> [Page excerpt]
— begin —
Hubcap
Create a hub for your server configuration. Use it with Capistrano, Puppet and others.
Meet Hubcap
You want to provision your servers with Puppet. You want to deploy to your servers with Capistrano. Where do you define your server infrastructure?
Hubcap lets you define the characteristics of your servers once. Then, when you need to use Puppet, Capistrano drives. It deploys your Puppet modules and manifests, plus a special host-specific file, and applies it to the server. (This is sometimes called "masterless Puppet". It has a lot of benefits that derive from decentralization and pushing changes on-demand.)
Here's a really simple infrastructure configuration file:
group('us') {
server('app.example.com') {
role(:app)
cap_attribute(:primary => true)
}
server('db.example.com') {
role(:db)
cap_attribute(:no_release => true)
}
}
group('au') {
server('example.com.au') {
role(:app, :db)
cap_attribute(:primary => true)
}
}
Using this config, you could tell Capistrano to deploy to all servers, servers in one group, or just a single server.
Here's a more advanced example - an application that can be deployed to a set of staging servers or a larger set of production servers. It has special parameters that Puppet will use.
# An application called 'readme' that uses Cap's default deployment recipe.
application('readme', :recipes => 'deploy') {
# Set a capistrano variable.
cap_set('repository', 'git@github.com:joseph/readme.git')
# Declare that all servers will have the 'baseline' puppet class.
puppet_role('baseline')
group('staging') {
# Puppet will have a $::exception_subject_prefix variable on these servers.
param('exception_subject_prefix' => '[STAGING] ')
# For simple staging, just one server that does everything.
server('readme.stage', :address => '0.0.0.0') {
cap_role(:web, :app, :db)
puppet_role('proxy', 'app', 'db')
}
}
group('production') {
# Puppet will have these top-scope variables on all these servers.
param(
'exception_subject_prefix' => '[PRODUCTION] ',
'env' => {
'FORCE_SSL' => true,
'S3_KEY' => 'AKIAKJRK23943202JK',
'S3_SECRET' => 'KDJkaddsalkjfkawjri32jkjaklvjgakljkj'
}
)
group('proxy') {
# Servers will have the :web role and the 'proxy' puppet class.
cap_role(:web)
puppet_role('proxy')
server('proxy-1', :address => '10.10.10.5')
}
group('app') {
# Servers will have the :app role and the 'app' puppet class.
role(:app)
server('app-1', :address => '10.10.10.10')
server('app-2', :address => '10.10.10.11')
}
group('db') {
role(:db)
server('db-1', :address => '10.10.10.50')
}
}
}
Save this as example.rb
in a hub
subdirectory of the location of your
Capfile
.
Run:
$ hubcap ALL servers:tree
That's a lot of info. You can filter your server list to target specific groups of servers:
$ `hubcap example.vagrant servers:tree`
You can run list
in place of tree
to see just the servers that match
your filter:
$ `hubcap example.production.db servers:tree`
Working with Puppet
You should have your Puppet modules in a git repository. The location of this
repository should be specified in your Capfile with
set(:puppet_repository, '...')
. Your site manifest should be within this repo
at puppet/host.pp
(but this is also configurable).
— end —
> [Instruction 1]
Rewrite the paragraph of the Hubcap page that begins "Hubcap lets you define" more briefly, keeping its main facts.
> [Instruction 2]
Format the stretch of the rows from the start of the rows through the line that contains "What elements are in" as a numbered list, leaving out blank lines and the pictures.

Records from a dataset
— begin —
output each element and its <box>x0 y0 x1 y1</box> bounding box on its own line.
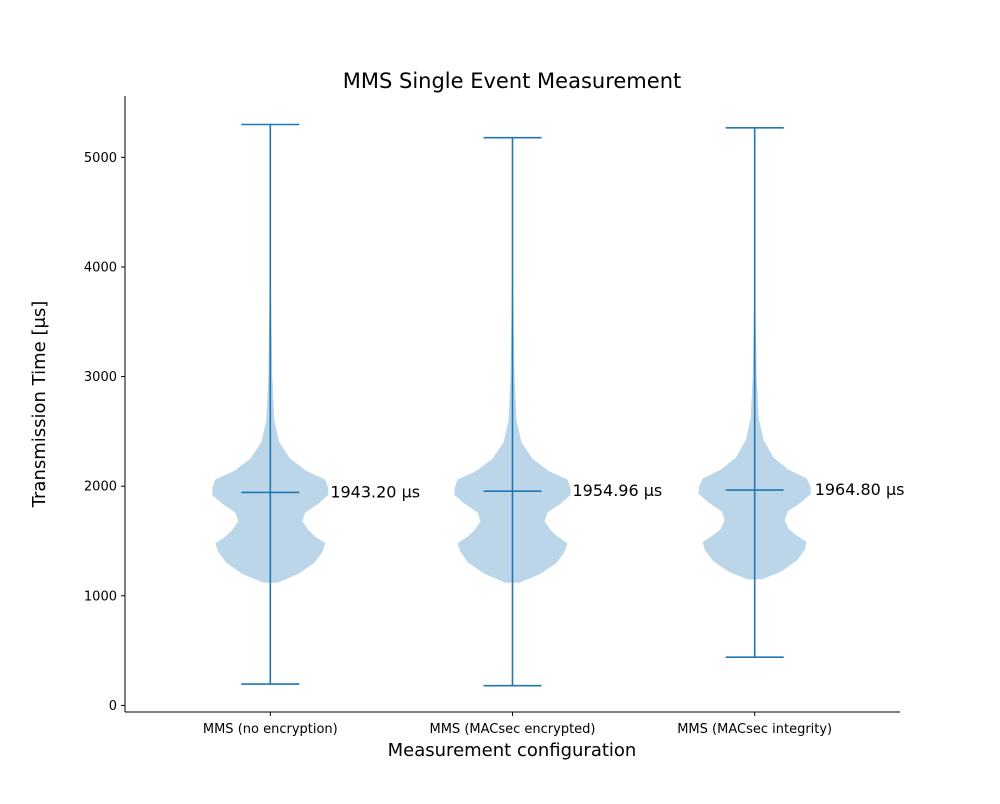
y-axis-label: Transmission Time [μs] <box>29 301 50 509</box>
mean-data-label: 1954.96 μs <box>573 481 663 500</box>
x-axis-label: Measurement configuration <box>388 740 637 761</box>
x-tick-label: MMS (MACsec encrypted) <box>430 722 596 737</box>
y-tick-label: 0 <box>109 699 117 714</box>
plot-area: 1943.20 μs 1954.96 μs 1964.80 μs <box>212 123 905 687</box>
y-tick-label: 3000 <box>84 370 117 385</box>
chart-title: MMS Single Event Measurement <box>343 69 681 93</box>
y-tick-label: 1000 <box>84 589 117 604</box>
mean-data-label: 1943.20 μs <box>330 482 420 501</box>
y-tick-label: 4000 <box>84 260 117 275</box>
x-tick-label: MMS (no encryption) <box>203 722 338 737</box>
mean-data-label: 1964.80 μs <box>815 480 905 499</box>
y-tick-label: 5000 <box>84 151 117 166</box>
x-tick-label: MMS (MACsec integrity) <box>677 722 832 737</box>
y-tick-label: 2000 <box>84 480 117 495</box>
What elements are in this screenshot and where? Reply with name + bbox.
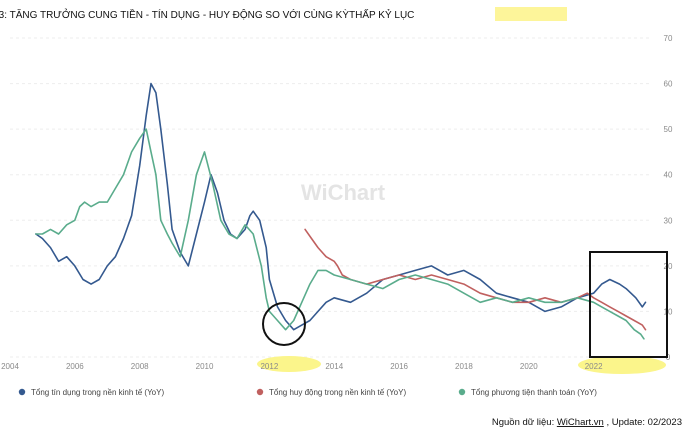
- legend: Tổng tín dụng trong nền kinh tế (YoY) Tổn…: [18, 388, 597, 397]
- legend-label: Tổng huy động trong nền kinh tế (YoY): [269, 388, 406, 397]
- annotation-circle-2012: [262, 302, 306, 346]
- source-text: Nguồn dữ liệu: WiChart.vn , Update: 02/2…: [492, 417, 682, 428]
- x-tick-label: 2016: [390, 362, 408, 371]
- series-line-2: [304, 228, 647, 331]
- annotation-box-2022: [589, 251, 668, 358]
- x-tick-label: 2006: [66, 362, 84, 371]
- x-tick-label: 2012: [260, 362, 278, 371]
- x-tick-label: 2004: [1, 362, 19, 371]
- x-tick-label: 2010: [196, 362, 214, 371]
- source-link: WiChart.vn: [557, 417, 604, 428]
- y-tick-label: 0: [666, 353, 671, 362]
- legend-marker: [18, 388, 26, 396]
- annotation-shapes: [262, 251, 668, 358]
- y-tick-label: 10: [664, 307, 673, 316]
- title-highlight: THẤP KỶ LỤC: [349, 8, 414, 21]
- y-tick-label: 40: [664, 171, 673, 180]
- y-tick-label: 50: [664, 125, 673, 134]
- y-tick-label: 20: [664, 262, 673, 271]
- x-tick-label: 2018: [455, 362, 473, 371]
- title-highlight-background: [495, 7, 567, 21]
- y-tick-label: 70: [664, 34, 673, 43]
- x-tick-label: 2020: [520, 362, 538, 371]
- y-axis: 0 10 20 30 40 50 60 70: [664, 34, 673, 362]
- legend-item: Tổng tín dụng trong nền kinh tế (YoY): [18, 388, 164, 397]
- highlight-2012: [257, 356, 321, 372]
- highlight-2022: [578, 356, 666, 374]
- x-axis: 2004 2006 2008 2010 2012 2014 2016 2018 2020 2022: [1, 362, 603, 371]
- series-lines: [35, 82, 647, 340]
- y-tick-label: 30: [664, 216, 673, 225]
- title-text: HÌNH 3: TĂNG TRƯỞNG CUNG TIỀN - TÍN DỤNG…: [0, 8, 349, 21]
- source-prefix: Nguồn dữ liệu:: [492, 417, 557, 428]
- chart-title: HÌNH 3: TĂNG TRƯỞNG CUNG TIỀN - TÍN DỤNG…: [0, 7, 567, 21]
- x-tick-label: 2014: [325, 362, 343, 371]
- annotation-highlights: [257, 356, 666, 374]
- legend-label: Tổng tín dụng trong nền kinh tế (YoY): [31, 388, 164, 397]
- watermark: WiChart: [301, 180, 386, 205]
- y-tick-label: 60: [664, 80, 673, 89]
- legend-marker: [458, 388, 466, 396]
- legend-label: Tổng phương tiện thanh toán (YoY): [471, 388, 597, 397]
- series-line-3: [35, 128, 645, 340]
- source-suffix: , Update: 02/2023: [604, 417, 682, 428]
- legend-item: Tổng huy động trong nền kinh tế (YoY): [256, 388, 406, 397]
- x-tick-label: 2022: [585, 362, 603, 371]
- x-tick-label: 2008: [131, 362, 149, 371]
- legend-item: Tổng phương tiện thanh toán (YoY): [458, 388, 597, 397]
- series-line-1: [35, 82, 647, 331]
- legend-marker: [256, 388, 264, 396]
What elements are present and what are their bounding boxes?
— end —
> [Right answer 1]
With Hubcap, you define your servers' characteristics once. When Puppet is needed, Capistrano deploys your Puppet modules and manifests, plus a host-specific file, and applies them to the server. This is sometimes called "masterless Puppet," and its benefits come from decentralization and pushing changes on demand.

> [Right answer 2]
1. output each element and its <box>x0 y0 x1 y1</box> bounding box on its own line.
2. y-axis-label: Transmission Time [μs] <box>29 301 50 509</box>
3. mean-data-label: 1954.96 μs <box>573 481 663 500</box>
4. x-axis-label: Measurement configuration <box>388 740 637 761</box>
5. x-tick-label: MMS (MACsec encrypted) <box>430 722 596 737</box>
6. y-tick-label: 0 <box>109 699 117 714</box>
7. plot-area: 1943.20 μs 1954.96 μs 1964.80 μs <box>212 123 905 687</box>
8. y-tick-label: 3000 <box>84 370 117 385</box>
9. chart-title: MMS Single Event Measurement <box>343 69 681 93</box>
10. y-tick-label: 1000 <box>84 589 117 604</box>
11. mean-data-label: 1943.20 μs <box>330 482 420 501</box>
12. y-tick-label: 4000 <box>84 260 117 275</box>
13. x-tick-label: MMS (no encryption) <box>203 722 338 737</box>
14. mean-data-label: 1964.80 μs <box>815 480 905 499</box>
15. y-tick-label: 5000 <box>84 151 117 166</box>
16. x-tick-label: MMS (MACsec integrity) <box>677 722 832 737</box>
17. y-tick-label: 2000 <box>84 480 117 495</box>
18. What elements are in this screenshot and where? Reply with name + bbox.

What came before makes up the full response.